Given exercise ▸ Make an exact copy of the listing below.

Available records ▸
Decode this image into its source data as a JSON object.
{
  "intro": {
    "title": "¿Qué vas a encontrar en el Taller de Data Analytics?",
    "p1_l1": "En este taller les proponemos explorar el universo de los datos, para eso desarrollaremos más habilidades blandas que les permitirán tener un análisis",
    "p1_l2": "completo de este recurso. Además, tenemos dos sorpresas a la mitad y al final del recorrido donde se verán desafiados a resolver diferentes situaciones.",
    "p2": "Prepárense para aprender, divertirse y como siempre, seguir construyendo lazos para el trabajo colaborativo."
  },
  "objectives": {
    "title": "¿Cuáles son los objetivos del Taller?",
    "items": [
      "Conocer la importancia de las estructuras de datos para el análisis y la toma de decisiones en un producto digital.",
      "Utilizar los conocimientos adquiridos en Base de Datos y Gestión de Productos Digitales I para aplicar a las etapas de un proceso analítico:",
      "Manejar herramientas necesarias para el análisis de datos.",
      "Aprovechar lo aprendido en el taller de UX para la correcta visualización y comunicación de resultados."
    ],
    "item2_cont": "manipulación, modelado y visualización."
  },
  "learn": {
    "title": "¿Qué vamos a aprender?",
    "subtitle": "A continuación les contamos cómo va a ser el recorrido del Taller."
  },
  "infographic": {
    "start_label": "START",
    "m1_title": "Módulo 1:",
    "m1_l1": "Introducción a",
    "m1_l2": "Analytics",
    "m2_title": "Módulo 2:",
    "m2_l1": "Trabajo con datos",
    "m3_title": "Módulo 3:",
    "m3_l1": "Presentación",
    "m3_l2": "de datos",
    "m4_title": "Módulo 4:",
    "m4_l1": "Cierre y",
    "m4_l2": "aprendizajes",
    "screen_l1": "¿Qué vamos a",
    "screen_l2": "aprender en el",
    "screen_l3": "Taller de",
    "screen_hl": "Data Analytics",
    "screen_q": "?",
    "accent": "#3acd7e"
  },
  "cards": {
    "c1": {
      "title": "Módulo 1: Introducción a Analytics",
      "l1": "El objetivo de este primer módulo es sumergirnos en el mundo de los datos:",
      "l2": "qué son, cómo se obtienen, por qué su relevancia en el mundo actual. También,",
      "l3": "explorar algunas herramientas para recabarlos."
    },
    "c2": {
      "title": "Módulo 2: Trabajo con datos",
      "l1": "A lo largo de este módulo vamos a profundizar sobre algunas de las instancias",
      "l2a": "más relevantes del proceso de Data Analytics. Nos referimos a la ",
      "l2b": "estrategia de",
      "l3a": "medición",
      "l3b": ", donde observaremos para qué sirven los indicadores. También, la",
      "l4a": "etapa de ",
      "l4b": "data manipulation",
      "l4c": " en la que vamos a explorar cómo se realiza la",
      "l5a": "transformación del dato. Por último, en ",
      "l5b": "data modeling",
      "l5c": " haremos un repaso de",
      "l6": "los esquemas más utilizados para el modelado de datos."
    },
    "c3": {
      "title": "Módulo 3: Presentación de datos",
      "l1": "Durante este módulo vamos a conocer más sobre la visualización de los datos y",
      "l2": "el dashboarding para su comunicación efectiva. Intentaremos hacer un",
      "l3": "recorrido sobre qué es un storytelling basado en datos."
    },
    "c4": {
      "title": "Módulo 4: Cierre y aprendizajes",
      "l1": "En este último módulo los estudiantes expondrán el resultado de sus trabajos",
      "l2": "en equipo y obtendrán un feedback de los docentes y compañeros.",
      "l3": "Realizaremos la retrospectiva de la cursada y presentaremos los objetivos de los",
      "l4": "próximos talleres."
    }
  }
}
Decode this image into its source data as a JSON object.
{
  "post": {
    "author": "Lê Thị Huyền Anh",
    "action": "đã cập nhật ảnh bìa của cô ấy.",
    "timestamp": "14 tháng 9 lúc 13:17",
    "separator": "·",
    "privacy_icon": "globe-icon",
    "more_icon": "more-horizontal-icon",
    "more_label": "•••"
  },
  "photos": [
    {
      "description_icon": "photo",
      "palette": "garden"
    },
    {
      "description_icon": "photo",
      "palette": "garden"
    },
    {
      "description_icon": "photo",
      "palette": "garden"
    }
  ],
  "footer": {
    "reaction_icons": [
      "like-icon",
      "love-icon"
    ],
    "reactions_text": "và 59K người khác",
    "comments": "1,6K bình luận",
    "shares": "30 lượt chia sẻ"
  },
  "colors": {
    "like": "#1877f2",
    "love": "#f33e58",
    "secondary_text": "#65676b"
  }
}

Completed exercise ▸
Decode this image into its source data as a JSON object.
{
  "intro": {
    "title": "¿Qué vas a encontrar en el Taller de Data Analytics?",
    "p1_l1": "En este taller les proponemos explorar el universo de los datos, para eso desarrollaremos más habilidades blandas que les permitirán tener un análisis",
    "p1_l2": "completo de este recurso. Además, tenemos dos sorpresas a la mitad y al final del recorrido donde se verán desafiados a resolver diferentes situaciones.",
    "p2": "Prepárense para aprender, divertirse y como siempre, seguir construyendo lazos para el trabajo colaborativo."
  },
  "objectives": {
    "title": "¿Cuáles son los objetivos del Taller?",
    "items": [
      "Conocer la importancia de las estructuras de datos para el análisis y la toma de decisiones en un producto digital.",
      "Utilizar los conocimientos adquiridos en Base de Datos y Gestión de Productos Digitales I para aplicar a las etapas de un proceso analítico:",
      "Manejar herramientas necesarias para el análisis de datos.",
      "Aprovechar lo aprendido en el taller de UX para la correcta visualización y comunicación de resultados."
    ],
    "item2_cont": "manipulación, modelado y visualización."
  },
  "learn": {
    "title": "¿Qué vamos a aprender?",
    "subtitle": "A continuación les contamos cómo va a ser el recorrido del Taller."
  },
  "infographic": {
    "start_label": "START",
    "m1_title": "Módulo 1:",
    "m1_l1": "Introducción a",
    "m1_l2": "Analytics",
    "m2_title": "Módulo 2:",
    "m2_l1": "Trabajo con datos",
    "m3_title": "Módulo 3:",
    "m3_l1": "Presentación",
    "m3_l2": "de datos",
    "m4_title": "Módulo 4:",
    "m4_l1": "Cierre y",
    "m4_l2": "aprendizajes",
    "screen_l1": "¿Qué vamos a",
    "screen_l2": "aprender en el",
    "screen_l3": "Taller de",
    "screen_hl": "Data Analytics",
    "screen_q": "?",
    "accent": "#3acd7e"
  },
  "cards": {
    "c1": {
      "title": "Módulo 1: Introducción a Analytics",
      "l1": "El objetivo de este primer módulo es sumergirnos en el mundo de los datos:",
      "l2": "qué son, cómo se obtienen, por qué su relevancia en el mundo actual. También,",
      "l3": "explorar algunas herramientas para recabarlos."
    },
    "c2": {
      "title": "Módulo 2: Trabajo con datos",
      "l1": "A lo largo de este módulo vamos a profundizar sobre algunas de las instancias",
      "l2a": "más relevantes del proceso de Data Analytics. Nos referimos a la ",
      "l2b": "estrategia de",
      "l3a": "medición",
      "l3b": ", donde observaremos para qué sirven los indicadores. También, la",
      "l4a": "etapa de ",
      "l4b": "data manipulation",
      "l4c": " en la que vamos a explorar cómo se realiza la",
      "l5a": "transformación del dato. Por último, en ",
      "l5b": "data modeling",
      "l5c": " haremos un repaso de",
      "l6": "los esquemas más utilizados para el modelado de datos."
    },
    "c3": {
      "title": "Módulo 3: Presentación de datos",
      "l1": "Durante este módulo vamos a conocer más sobre la visualización de los datos y",
      "l2": "el dashboarding para su comunicación efectiva. Intentaremos hacer un",
      "l3": "recorrido sobre qué es un storytelling basado en datos."
    },
    "c4": {
      "title": "Módulo 4: Cierre y aprendizajes",
      "l1": "En este último módulo los estudiantes expondrán el resultado de sus trabajos",
      "l2": "en equipo y obtendrán un feedback de los docentes y compañeros.",
      "l3": "Realizaremos la retrospectiva de la cursada y presentaremos los objetivos de los",
      "l4": "próximos talleres."
    }
  }
}
Decode this image into its source data as a JSON object.
{
  "post": {
    "author": "Lê Thị Huyền Anh",
    "action": "đã cập nhật ảnh bìa của cô ấy.",
    "timestamp": "14 tháng 9 lúc 13:17",
    "separator": "·",
    "privacy_icon": "globe-icon",
    "more_icon": "more-horizontal-icon",
    "more_label": "•••"
  },
  "photos": [
    {
      "description_icon": "photo",
      "palette": "garden"
    },
    {
      "description_icon": "photo",
      "palette": "garden"
    },
    {
      "description_icon": "photo",
      "palette": "garden"
    }
  ],
  "footer": {
    "reaction_icons": [
      "like-icon",
      "love-icon"
    ],
    "reactions_text": "và 59K người khác",
    "comments": "1,6K bình luận",
    "shares": "30 lượt chia sẻ"
  },
  "colors": {
    "like": "#1877f2",
    "love": "#f33e58",
    "secondary_text": "#65676b"
  }
}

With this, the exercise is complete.